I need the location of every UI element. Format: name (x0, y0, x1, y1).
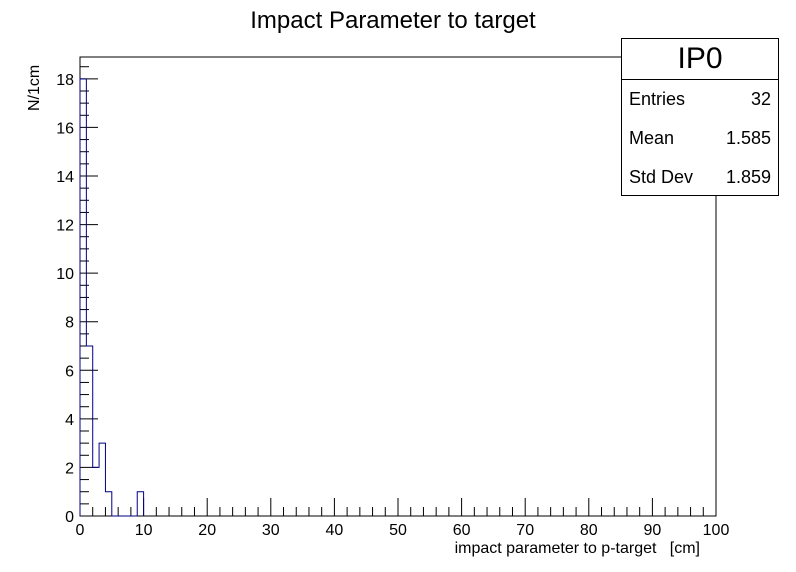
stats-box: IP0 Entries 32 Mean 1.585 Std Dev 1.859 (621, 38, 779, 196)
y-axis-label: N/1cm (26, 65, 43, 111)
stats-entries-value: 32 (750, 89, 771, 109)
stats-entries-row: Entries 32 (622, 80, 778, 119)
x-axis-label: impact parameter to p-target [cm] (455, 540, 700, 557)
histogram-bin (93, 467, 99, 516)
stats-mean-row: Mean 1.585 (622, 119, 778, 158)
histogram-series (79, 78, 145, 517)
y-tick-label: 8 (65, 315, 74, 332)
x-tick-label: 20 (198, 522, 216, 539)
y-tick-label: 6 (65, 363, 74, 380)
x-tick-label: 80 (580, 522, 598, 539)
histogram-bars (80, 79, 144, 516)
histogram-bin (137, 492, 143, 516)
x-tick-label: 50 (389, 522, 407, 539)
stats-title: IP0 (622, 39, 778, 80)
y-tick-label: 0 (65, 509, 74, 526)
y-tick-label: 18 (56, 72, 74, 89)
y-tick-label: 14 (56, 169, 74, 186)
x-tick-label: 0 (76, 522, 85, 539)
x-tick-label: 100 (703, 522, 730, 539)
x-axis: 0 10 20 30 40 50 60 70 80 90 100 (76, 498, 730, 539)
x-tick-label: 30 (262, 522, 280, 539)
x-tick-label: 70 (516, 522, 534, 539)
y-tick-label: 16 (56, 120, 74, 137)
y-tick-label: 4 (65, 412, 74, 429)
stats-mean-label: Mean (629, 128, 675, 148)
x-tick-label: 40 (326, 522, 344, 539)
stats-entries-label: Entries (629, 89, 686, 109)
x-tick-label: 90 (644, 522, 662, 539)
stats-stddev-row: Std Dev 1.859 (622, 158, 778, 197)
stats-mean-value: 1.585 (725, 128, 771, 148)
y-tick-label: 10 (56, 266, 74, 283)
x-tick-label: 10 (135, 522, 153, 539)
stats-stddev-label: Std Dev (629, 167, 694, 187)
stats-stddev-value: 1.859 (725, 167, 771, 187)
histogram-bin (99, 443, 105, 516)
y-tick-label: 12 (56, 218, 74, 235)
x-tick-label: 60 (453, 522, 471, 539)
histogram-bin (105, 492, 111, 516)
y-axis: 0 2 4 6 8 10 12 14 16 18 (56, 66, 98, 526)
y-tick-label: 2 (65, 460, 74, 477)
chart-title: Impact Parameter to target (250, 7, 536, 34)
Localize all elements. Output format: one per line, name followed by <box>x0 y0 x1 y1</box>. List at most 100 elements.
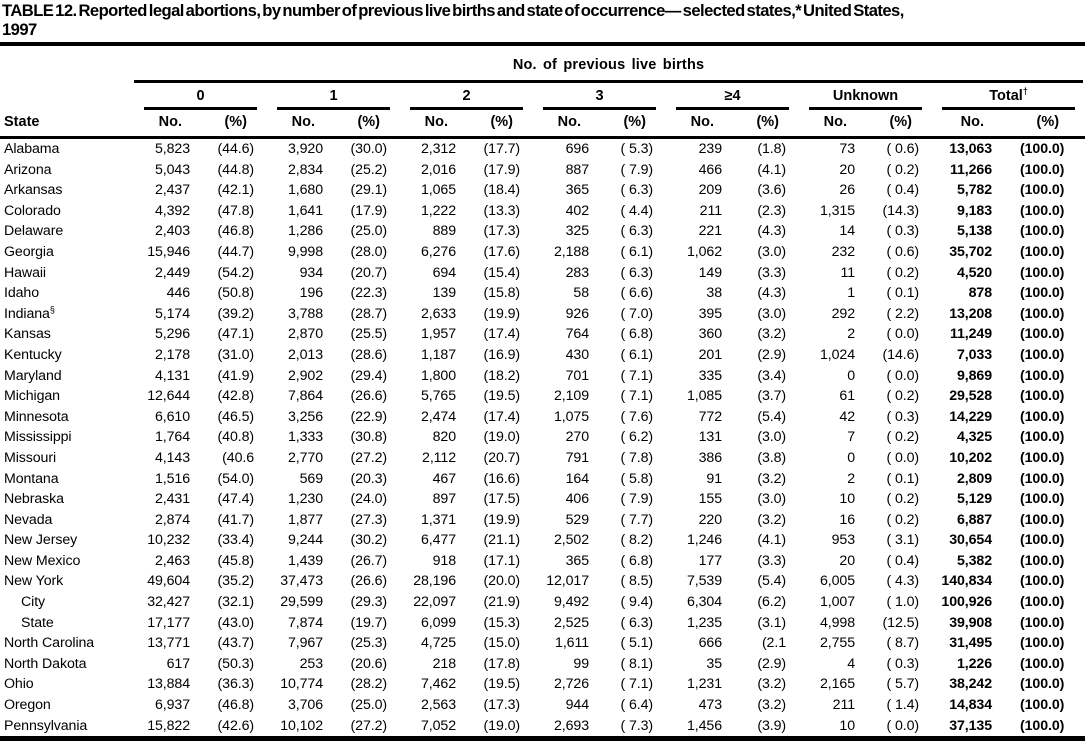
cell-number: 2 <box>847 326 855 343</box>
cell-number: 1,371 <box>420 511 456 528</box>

# # # # #

▶ _Request_: Return all of the data above as a JSON list of strings, one string per line, skipping blank lines. Leave the pictures out.

▶ _Solution for this problem_:
[
  "I need the location of every UI element. Format: name (x0, y0, x1, y1).",
  "stats-box: IP0 Entries 32 Mean 1.585 Std Dev 1.859 (621, 38, 779, 196)",
  "y-axis-label: N/1cm (26, 65, 43, 111)",
  "stats-entries-value: 32 (750, 89, 771, 109)",
  "stats-entries-row: Entries 32 (622, 80, 778, 119)",
  "x-axis-label: impact parameter to p-target [cm] (455, 540, 700, 557)",
  "histogram-bin (93, 467, 99, 516)",
  "stats-mean-row: Mean 1.585 (622, 119, 778, 158)",
  "histogram-series (79, 78, 145, 517)",
  "y-tick-label: 8 (65, 315, 74, 332)",
  "x-tick-label: 20 (198, 522, 216, 539)",
  "y-tick-label: 6 (65, 363, 74, 380)",
  "x-tick-label: 80 (580, 522, 598, 539)",
  "histogram-bars (80, 79, 144, 516)",
  "histogram-bin (137, 492, 143, 516)",
  "x-tick-label: 50 (389, 522, 407, 539)",
  "stats-title: IP0 (622, 39, 778, 80)",
  "y-tick-label: 0 (65, 509, 74, 526)",
  "y-tick-label: 18 (56, 72, 74, 89)",
  "y-tick-label: 14 (56, 169, 74, 186)",
  "x-tick-label: 0 (76, 522, 85, 539)",
  "x-tick-label: 100 (703, 522, 730, 539)",
  "x-axis: 0 10 20 30 40 50 60 70 80 90 100 (76, 498, 730, 539)",
  "x-tick-label: 30 (262, 522, 280, 539)",
  "x-tick-label: 70 (516, 522, 534, 539)",
  "y-tick-label: 16 (56, 120, 74, 137)",
  "y-tick-label: 4 (65, 412, 74, 429)",
  "stats-mean-label: Mean (629, 128, 675, 148)",
  "x-tick-label: 40 (326, 522, 344, 539)",
  "stats-entries-label: Entries (629, 89, 686, 109)",
  "x-tick-label: 90 (644, 522, 662, 539)",
  "stats-stddev-row: Std Dev 1.859 (622, 158, 778, 197)",
  "stats-mean-value: 1.585 (725, 128, 771, 148)",
  "y-tick-label: 10 (56, 266, 74, 283)",
  "x-tick-label: 10 (135, 522, 153, 539)",
  "stats-stddev-label: Std Dev (629, 167, 694, 187)",
  "stats-stddev-value: 1.859 (725, 167, 771, 187)",
  "histogram-bin (99, 443, 105, 516)",
  "y-tick-label: 12 (56, 218, 74, 235)",
  "x-tick-label: 60 (453, 522, 471, 539)",
  "histogram-bin (105, 492, 111, 516)",
  "y-axis: 0 2 4 6 8 10 12 14 16 18 (56, 66, 98, 526)",
  "y-tick-label: 2 (65, 460, 74, 477)",
  "chart-title: Impact Parameter to target (250, 7, 536, 34)",
  "Localize all elements. Output format: one per line, name followed by <box>x0 y0 x1 y1</box>. List at most 100 elements.",
  "cell-number: 2 <box>847 326 855 343</box>",
  "cell-number: 1,371 <box>420 511 456 528</box>"
]